Entries with figure data
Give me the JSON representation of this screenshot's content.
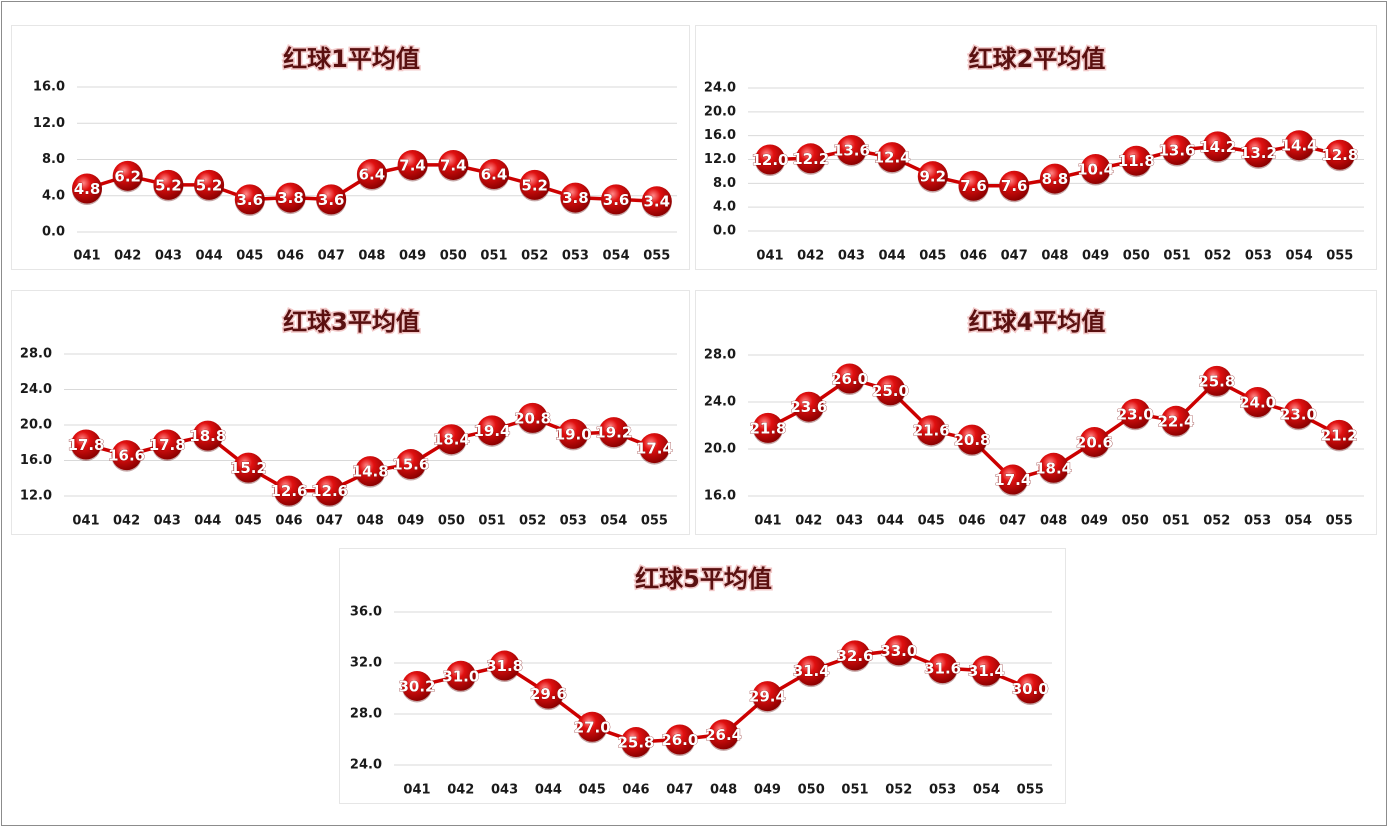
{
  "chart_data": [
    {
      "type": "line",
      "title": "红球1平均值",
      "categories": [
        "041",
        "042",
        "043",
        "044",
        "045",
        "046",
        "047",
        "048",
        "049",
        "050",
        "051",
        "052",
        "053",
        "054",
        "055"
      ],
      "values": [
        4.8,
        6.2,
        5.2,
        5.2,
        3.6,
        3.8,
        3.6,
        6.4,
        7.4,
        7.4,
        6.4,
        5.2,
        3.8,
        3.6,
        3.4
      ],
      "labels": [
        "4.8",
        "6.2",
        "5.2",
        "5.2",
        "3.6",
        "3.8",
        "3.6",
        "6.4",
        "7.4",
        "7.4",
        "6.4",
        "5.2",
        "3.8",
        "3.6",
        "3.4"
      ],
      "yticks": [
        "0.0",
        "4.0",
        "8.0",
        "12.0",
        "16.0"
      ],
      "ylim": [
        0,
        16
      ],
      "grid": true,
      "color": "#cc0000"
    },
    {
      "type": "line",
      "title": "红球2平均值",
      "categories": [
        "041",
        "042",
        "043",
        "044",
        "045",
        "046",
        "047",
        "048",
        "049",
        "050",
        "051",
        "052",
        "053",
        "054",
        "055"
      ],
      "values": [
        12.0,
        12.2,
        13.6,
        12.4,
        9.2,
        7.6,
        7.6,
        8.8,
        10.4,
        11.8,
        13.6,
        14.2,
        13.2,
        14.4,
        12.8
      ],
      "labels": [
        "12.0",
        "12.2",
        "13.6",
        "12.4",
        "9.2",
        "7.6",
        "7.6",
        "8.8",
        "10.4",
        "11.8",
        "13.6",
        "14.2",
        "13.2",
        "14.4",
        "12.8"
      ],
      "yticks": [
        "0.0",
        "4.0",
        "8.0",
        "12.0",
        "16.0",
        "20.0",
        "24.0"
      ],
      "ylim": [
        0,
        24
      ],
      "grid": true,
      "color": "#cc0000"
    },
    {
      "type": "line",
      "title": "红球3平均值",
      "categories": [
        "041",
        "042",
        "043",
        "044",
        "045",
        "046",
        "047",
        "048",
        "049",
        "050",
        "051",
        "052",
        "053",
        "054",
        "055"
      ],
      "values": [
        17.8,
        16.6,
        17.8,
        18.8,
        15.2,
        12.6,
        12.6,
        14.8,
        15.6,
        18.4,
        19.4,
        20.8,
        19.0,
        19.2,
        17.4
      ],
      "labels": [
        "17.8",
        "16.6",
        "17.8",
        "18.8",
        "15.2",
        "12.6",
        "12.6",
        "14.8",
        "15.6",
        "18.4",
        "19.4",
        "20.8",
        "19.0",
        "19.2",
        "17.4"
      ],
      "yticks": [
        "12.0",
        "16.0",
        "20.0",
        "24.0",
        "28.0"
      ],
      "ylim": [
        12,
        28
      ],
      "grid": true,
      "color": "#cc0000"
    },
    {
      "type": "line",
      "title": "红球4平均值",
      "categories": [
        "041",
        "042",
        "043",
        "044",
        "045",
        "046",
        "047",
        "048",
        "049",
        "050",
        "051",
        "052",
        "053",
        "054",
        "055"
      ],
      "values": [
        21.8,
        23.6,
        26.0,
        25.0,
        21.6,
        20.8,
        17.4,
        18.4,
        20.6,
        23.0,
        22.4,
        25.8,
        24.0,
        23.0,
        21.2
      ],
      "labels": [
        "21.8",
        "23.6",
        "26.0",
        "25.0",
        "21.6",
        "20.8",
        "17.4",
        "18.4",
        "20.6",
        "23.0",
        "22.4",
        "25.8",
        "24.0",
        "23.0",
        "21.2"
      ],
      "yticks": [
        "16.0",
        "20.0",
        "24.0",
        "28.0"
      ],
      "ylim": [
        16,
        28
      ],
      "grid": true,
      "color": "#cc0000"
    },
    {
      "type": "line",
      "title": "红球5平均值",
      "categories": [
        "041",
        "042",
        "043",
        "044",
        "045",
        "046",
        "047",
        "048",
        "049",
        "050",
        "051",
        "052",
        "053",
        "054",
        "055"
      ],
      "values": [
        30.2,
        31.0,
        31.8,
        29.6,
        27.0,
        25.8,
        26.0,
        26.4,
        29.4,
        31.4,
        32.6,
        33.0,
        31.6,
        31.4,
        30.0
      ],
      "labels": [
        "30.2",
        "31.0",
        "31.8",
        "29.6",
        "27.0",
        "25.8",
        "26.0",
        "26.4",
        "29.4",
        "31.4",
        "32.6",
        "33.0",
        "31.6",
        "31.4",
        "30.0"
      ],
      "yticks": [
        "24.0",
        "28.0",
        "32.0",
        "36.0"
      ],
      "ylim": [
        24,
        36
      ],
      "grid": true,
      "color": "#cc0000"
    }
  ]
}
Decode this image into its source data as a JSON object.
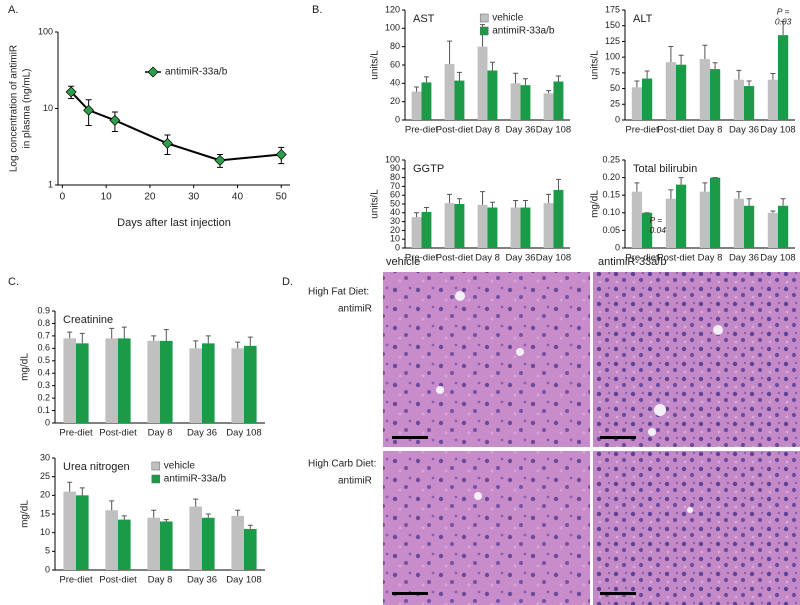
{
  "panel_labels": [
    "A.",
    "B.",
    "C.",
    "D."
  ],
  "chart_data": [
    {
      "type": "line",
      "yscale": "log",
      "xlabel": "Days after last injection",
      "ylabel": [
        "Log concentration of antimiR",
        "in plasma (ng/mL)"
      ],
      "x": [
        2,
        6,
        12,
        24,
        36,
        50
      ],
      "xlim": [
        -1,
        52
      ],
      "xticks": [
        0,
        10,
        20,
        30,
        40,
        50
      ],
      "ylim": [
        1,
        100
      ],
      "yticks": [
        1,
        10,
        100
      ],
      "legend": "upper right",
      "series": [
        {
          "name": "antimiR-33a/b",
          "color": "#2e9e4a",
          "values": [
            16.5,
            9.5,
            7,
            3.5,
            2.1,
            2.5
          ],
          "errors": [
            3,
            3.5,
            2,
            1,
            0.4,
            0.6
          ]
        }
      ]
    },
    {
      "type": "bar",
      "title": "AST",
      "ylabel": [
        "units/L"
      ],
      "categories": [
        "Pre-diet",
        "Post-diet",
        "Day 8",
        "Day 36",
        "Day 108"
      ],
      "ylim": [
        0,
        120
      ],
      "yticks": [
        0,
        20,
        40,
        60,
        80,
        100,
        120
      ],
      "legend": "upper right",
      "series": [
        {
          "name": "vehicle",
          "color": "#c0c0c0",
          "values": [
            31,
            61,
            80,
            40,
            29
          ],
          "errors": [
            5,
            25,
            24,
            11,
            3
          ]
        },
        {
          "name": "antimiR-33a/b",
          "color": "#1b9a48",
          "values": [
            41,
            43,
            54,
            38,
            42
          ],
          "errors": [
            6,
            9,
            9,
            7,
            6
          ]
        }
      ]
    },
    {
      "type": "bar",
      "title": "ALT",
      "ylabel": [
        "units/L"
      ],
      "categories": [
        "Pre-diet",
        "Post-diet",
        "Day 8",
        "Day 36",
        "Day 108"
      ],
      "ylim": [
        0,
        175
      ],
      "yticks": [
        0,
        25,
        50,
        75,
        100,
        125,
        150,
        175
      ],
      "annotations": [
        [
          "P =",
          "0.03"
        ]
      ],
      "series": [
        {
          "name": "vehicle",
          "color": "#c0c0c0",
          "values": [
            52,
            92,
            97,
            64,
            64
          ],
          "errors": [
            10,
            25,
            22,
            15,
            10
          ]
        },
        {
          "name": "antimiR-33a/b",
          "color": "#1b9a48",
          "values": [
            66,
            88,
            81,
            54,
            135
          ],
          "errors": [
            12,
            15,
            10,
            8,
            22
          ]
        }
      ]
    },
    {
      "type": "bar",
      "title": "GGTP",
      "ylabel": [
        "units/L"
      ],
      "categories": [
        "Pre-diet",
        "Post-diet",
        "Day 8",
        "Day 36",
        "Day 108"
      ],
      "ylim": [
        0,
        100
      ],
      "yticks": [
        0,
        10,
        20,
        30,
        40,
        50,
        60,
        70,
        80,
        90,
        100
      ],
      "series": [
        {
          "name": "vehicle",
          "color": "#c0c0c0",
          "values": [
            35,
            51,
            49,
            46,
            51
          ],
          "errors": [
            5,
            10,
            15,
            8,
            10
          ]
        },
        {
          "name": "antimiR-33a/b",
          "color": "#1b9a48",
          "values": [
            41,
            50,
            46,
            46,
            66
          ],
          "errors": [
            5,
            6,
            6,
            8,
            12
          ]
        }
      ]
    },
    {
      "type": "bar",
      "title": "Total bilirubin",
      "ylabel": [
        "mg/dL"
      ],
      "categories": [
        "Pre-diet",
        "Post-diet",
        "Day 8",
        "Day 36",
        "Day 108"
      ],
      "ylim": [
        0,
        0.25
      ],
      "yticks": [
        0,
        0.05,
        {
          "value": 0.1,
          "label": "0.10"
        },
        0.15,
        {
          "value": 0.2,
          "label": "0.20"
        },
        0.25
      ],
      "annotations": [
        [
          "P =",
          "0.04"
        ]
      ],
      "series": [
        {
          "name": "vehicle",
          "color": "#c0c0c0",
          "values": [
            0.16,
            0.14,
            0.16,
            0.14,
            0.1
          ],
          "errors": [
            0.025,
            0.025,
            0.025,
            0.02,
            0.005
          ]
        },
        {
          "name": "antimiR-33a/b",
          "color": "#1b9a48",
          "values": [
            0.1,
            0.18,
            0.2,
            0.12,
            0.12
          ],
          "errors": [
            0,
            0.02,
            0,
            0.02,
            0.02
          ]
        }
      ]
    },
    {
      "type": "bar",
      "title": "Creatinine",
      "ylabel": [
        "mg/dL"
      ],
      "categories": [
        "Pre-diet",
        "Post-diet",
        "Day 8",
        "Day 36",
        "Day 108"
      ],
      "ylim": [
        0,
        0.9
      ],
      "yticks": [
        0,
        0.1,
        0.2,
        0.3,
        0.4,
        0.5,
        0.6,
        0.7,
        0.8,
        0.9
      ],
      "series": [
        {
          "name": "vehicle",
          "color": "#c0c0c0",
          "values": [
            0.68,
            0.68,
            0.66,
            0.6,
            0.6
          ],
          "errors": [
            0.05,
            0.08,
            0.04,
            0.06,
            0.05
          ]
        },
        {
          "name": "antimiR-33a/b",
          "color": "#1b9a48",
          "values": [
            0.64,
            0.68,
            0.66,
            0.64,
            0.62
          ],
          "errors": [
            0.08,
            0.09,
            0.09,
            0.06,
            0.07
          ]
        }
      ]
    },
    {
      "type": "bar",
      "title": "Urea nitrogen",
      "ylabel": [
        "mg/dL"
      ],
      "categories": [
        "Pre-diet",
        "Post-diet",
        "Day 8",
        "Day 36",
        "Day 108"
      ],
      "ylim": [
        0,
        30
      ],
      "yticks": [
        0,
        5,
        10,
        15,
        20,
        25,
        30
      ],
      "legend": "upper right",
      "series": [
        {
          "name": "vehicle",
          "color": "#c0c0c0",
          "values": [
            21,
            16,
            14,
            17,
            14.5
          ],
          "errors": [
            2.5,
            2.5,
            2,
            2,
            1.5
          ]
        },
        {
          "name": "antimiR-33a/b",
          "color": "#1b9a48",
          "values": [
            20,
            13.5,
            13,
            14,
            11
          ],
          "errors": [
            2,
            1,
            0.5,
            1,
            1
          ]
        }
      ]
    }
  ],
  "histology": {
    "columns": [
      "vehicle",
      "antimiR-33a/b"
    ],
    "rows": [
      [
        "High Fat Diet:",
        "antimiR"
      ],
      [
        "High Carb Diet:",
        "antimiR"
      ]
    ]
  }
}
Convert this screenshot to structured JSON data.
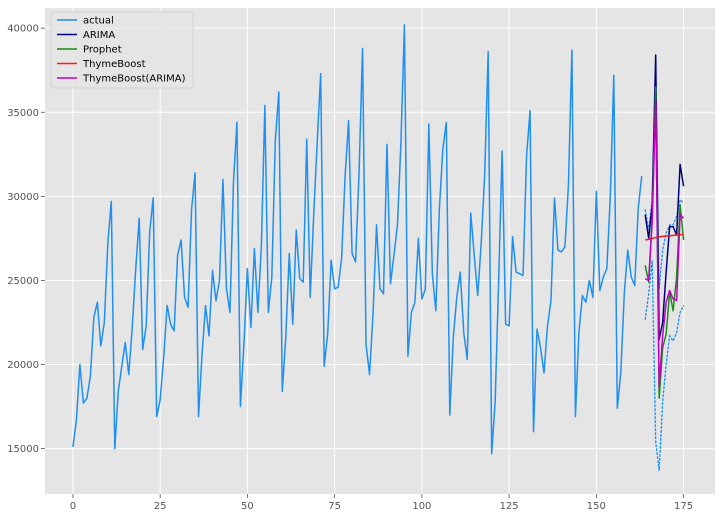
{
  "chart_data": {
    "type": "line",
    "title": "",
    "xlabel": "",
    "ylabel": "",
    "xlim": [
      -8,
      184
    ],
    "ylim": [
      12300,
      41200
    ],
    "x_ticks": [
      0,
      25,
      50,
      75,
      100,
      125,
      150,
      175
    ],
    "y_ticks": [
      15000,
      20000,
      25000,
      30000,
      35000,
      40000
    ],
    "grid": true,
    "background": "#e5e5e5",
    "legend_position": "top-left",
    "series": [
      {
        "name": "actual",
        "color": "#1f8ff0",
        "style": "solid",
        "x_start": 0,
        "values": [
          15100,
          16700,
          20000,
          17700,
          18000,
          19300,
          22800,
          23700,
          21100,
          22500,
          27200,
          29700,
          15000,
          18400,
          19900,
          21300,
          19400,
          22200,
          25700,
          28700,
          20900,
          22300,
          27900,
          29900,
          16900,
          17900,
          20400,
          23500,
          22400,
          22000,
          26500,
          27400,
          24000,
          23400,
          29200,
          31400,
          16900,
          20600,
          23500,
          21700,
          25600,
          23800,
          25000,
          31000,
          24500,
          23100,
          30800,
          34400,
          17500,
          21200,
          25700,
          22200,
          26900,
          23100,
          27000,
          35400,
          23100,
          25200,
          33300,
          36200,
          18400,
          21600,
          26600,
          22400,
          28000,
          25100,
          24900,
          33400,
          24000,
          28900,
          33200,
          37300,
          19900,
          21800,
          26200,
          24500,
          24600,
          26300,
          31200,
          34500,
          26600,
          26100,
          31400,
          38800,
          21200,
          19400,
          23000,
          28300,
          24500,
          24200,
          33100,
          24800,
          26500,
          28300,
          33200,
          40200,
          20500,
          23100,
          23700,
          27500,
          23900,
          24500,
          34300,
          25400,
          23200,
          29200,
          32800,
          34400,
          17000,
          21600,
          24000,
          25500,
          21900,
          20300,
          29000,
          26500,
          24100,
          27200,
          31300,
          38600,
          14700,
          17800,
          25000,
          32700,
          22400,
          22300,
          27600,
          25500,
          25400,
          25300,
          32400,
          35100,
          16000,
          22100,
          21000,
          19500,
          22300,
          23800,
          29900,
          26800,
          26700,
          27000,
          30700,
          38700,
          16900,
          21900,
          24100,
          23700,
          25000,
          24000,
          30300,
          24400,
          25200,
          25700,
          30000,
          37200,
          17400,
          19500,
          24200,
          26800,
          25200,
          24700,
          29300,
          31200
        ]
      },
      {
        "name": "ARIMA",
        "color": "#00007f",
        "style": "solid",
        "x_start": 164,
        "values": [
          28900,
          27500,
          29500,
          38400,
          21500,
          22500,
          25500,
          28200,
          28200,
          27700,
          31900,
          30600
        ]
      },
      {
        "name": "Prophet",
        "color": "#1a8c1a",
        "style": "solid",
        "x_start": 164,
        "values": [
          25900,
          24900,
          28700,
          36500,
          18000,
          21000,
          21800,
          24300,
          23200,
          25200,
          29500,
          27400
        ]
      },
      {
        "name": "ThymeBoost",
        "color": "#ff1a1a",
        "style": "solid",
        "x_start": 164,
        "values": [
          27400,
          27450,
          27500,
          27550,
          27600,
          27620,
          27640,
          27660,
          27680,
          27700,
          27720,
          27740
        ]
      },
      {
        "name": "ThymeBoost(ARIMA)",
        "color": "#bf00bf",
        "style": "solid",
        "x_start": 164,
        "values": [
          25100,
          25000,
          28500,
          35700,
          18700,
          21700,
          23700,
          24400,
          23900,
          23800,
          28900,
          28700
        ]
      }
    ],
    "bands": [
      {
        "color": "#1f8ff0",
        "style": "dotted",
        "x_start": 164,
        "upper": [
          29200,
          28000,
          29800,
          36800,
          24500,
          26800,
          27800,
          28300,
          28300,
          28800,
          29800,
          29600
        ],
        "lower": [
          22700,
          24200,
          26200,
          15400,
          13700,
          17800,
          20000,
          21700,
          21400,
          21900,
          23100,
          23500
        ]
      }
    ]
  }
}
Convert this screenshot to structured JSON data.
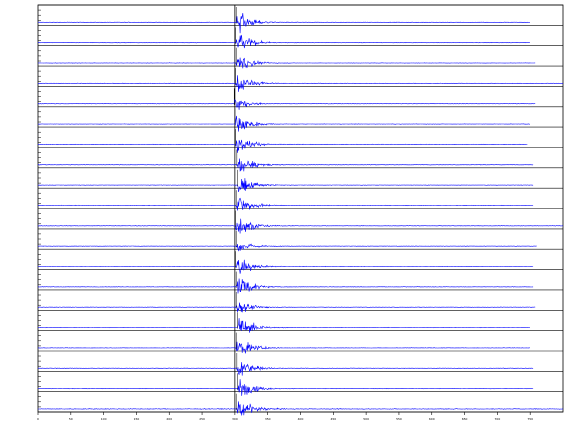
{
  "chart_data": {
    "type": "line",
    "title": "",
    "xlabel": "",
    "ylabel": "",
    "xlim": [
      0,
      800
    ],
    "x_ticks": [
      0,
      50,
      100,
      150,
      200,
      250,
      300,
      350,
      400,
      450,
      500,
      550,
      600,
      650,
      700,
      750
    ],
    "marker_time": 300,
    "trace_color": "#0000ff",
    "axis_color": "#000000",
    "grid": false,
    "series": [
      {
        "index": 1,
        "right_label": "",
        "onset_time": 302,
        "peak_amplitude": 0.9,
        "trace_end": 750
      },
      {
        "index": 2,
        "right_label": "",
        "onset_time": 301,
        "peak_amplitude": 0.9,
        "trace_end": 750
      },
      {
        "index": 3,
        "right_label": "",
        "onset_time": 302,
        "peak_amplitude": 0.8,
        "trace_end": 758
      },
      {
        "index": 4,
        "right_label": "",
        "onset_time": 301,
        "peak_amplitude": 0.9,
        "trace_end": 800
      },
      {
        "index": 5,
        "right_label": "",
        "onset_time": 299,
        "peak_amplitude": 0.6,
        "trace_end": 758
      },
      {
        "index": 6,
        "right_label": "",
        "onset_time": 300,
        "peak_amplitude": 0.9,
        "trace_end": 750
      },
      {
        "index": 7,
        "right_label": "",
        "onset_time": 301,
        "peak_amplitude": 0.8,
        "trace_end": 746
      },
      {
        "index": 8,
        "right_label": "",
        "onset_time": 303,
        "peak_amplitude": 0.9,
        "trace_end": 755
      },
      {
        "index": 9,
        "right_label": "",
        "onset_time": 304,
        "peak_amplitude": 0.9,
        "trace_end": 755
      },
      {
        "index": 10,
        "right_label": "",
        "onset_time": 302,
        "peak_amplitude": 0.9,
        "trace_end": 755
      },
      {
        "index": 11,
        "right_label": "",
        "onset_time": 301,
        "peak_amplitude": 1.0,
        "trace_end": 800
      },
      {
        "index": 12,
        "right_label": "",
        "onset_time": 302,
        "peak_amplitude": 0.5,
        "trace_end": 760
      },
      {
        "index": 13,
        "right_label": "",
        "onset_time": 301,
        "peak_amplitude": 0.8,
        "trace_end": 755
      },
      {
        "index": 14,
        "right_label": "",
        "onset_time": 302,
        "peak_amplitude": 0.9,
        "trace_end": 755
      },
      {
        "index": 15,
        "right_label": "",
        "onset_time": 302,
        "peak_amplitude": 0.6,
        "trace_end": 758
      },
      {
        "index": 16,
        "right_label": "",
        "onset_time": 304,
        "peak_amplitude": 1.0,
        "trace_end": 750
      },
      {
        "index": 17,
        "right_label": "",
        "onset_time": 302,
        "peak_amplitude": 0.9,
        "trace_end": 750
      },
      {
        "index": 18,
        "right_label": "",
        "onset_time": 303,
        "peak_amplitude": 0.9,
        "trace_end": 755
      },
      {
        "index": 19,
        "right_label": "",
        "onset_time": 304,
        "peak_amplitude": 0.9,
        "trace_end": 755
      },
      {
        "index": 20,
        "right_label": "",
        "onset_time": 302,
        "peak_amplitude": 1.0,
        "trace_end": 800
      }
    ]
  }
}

| Problem statement |
Pull every line holding "this" out of the records.

| Worked solution |
Give me the JSON representation of this screenshot's content.
Decode this image into its source data as a JSON object.
Convert this screenshot to structured JSON data.
Convert this screenshot to structured JSON data.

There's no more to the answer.